| Available records |
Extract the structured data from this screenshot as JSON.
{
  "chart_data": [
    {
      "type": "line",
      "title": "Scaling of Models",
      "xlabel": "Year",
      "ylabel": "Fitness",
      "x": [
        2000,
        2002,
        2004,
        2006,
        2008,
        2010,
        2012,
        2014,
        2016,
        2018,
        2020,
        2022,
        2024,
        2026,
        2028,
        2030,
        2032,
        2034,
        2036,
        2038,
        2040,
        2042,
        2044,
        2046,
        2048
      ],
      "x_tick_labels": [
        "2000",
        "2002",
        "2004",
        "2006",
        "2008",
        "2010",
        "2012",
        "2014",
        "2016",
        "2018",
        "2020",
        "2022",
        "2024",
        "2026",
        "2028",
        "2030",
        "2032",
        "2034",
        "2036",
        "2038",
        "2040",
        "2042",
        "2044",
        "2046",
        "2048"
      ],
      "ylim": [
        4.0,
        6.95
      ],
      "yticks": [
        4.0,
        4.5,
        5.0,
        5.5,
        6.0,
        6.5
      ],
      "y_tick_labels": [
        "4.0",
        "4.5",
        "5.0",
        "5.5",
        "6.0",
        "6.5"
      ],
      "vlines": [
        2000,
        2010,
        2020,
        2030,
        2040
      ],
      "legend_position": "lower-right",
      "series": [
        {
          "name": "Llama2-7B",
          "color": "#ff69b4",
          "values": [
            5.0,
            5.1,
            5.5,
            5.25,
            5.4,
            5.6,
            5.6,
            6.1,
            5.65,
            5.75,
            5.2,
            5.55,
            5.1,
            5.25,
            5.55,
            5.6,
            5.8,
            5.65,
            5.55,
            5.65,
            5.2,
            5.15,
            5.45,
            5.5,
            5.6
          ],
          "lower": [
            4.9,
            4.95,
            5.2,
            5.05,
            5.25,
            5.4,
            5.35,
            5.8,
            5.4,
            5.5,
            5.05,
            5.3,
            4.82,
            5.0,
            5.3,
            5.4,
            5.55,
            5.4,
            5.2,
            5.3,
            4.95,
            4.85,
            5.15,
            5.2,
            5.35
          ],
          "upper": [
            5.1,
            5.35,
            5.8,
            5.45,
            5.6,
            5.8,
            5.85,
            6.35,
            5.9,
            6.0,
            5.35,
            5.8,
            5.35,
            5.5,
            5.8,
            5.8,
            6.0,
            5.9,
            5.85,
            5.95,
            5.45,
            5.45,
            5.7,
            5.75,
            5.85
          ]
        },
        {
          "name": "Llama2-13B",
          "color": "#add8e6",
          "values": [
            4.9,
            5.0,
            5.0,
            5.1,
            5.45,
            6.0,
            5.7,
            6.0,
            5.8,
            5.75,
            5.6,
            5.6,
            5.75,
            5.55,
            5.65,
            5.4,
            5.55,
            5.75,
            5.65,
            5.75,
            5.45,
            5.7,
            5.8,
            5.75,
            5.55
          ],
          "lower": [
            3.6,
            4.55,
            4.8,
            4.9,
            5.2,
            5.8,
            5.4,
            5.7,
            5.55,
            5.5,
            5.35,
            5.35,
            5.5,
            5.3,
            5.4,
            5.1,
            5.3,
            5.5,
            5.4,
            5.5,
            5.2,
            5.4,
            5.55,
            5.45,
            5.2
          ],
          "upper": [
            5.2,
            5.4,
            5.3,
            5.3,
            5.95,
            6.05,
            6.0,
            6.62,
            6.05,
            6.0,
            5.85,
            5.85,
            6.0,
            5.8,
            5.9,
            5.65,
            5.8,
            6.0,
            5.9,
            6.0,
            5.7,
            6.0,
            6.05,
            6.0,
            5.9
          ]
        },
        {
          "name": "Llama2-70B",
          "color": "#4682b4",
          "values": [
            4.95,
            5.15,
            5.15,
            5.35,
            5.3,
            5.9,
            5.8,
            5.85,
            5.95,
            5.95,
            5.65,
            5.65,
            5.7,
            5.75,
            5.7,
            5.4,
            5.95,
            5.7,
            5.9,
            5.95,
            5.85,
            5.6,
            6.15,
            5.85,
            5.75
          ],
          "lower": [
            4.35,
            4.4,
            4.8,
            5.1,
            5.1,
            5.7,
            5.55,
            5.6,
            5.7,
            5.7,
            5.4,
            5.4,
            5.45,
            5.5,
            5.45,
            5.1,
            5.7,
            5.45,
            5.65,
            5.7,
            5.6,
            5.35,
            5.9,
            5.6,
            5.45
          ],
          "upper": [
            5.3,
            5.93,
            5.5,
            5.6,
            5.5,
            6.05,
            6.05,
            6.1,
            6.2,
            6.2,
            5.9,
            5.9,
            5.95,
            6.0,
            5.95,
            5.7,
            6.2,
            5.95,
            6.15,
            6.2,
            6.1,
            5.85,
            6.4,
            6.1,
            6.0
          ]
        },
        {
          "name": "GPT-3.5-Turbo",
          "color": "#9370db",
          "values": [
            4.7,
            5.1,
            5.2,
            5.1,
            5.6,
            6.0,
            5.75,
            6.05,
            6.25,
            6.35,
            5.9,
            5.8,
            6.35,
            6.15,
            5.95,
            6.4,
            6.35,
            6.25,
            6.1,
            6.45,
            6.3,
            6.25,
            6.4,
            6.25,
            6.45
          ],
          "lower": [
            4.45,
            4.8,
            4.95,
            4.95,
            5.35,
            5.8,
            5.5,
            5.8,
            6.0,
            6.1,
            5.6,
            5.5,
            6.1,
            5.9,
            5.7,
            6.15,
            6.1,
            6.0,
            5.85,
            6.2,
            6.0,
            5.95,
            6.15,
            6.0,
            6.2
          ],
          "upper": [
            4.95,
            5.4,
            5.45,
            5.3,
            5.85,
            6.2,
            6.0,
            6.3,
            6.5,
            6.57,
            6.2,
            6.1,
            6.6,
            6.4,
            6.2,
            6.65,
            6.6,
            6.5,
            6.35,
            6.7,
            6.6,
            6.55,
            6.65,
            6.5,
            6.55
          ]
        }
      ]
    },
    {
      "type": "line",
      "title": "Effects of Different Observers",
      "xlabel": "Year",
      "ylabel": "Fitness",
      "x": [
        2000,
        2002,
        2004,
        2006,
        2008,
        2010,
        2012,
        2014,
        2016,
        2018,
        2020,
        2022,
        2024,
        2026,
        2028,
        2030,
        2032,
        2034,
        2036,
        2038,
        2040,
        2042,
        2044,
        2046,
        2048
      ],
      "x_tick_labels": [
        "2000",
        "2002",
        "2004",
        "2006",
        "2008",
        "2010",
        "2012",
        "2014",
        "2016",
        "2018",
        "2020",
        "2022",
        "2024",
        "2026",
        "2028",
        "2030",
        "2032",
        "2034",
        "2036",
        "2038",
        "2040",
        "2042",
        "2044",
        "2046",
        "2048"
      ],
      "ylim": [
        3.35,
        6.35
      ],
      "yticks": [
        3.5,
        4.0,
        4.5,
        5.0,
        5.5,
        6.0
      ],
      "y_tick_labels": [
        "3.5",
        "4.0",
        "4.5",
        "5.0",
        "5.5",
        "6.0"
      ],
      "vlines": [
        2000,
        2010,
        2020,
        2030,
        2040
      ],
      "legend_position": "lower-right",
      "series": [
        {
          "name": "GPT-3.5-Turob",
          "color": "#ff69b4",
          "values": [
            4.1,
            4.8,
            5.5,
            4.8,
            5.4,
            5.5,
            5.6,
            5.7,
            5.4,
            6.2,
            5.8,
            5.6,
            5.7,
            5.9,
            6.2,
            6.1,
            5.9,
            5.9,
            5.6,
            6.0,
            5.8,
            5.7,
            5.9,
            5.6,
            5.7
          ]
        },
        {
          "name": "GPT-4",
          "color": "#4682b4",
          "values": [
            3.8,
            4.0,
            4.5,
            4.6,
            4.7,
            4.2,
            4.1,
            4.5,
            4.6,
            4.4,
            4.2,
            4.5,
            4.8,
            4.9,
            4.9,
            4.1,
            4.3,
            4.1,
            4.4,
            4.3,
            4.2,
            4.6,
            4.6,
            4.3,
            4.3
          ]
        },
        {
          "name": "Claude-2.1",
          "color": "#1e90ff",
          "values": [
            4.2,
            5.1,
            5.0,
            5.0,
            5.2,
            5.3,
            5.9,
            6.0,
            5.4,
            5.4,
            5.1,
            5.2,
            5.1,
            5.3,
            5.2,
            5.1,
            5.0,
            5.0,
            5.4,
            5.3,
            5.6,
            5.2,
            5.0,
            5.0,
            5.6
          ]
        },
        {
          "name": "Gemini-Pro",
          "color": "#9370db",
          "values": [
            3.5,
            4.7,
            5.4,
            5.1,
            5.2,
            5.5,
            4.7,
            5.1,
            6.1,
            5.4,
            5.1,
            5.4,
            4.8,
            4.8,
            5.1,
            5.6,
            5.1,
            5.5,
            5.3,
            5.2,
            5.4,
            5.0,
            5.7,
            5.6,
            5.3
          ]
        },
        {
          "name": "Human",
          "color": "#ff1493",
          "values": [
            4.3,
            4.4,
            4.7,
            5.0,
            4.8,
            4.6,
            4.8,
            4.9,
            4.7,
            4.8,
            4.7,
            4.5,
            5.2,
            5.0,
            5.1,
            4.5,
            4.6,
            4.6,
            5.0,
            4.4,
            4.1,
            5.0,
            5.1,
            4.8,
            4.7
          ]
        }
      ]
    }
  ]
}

| To do |
Take every line from the data above that holds "name" and copy it out.

| Answer to this task |
          "name": "Llama2-7B",
          "name": "Llama2-13B",
          "name": "Llama2-70B",
          "name": "GPT-3.5-Turbo",
          "name": "GPT-3.5-Turob",
          "name": "GPT-4",
          "name": "Claude-2.1",
          "name": "Gemini-Pro",
          "name": "Human",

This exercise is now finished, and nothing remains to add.